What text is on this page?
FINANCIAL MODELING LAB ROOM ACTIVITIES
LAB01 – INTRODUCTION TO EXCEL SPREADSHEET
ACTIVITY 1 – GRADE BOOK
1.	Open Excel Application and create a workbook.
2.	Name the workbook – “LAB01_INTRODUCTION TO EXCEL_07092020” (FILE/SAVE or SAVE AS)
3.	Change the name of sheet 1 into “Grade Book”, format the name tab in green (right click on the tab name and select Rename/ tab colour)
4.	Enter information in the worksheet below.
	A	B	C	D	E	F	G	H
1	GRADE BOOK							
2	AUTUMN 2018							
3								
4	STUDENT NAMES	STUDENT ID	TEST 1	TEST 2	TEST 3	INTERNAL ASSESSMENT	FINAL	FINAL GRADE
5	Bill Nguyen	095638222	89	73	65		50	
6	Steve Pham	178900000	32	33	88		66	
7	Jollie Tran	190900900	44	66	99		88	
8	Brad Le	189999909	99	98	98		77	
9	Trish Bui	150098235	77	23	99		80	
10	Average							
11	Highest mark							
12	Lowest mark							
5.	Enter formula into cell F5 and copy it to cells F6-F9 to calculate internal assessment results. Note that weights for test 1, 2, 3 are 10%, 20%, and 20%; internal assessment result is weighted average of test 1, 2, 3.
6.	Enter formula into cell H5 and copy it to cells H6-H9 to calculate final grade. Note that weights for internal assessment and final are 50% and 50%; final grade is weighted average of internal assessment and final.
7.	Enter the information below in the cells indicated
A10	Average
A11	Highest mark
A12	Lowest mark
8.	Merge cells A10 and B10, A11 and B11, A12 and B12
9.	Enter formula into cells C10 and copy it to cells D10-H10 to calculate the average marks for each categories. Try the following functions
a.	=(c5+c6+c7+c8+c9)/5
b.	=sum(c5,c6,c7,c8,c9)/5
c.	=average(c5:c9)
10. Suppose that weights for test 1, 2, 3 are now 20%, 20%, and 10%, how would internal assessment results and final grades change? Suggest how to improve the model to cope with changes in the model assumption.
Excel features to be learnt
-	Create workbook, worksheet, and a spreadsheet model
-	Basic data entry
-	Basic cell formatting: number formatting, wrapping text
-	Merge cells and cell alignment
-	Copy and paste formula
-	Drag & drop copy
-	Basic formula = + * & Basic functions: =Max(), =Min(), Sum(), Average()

Task to complete: Go through the listing above and copy each line where the string "functions" appears.

Answer to this exercise:
9.	Enter formula into cells C10 and copy it to cells D10-H10 to calculate the average marks for each categories. Try the following functions
-	Basic formula = + * & Basic functions: =Max(), =Min(), Sum(), Average()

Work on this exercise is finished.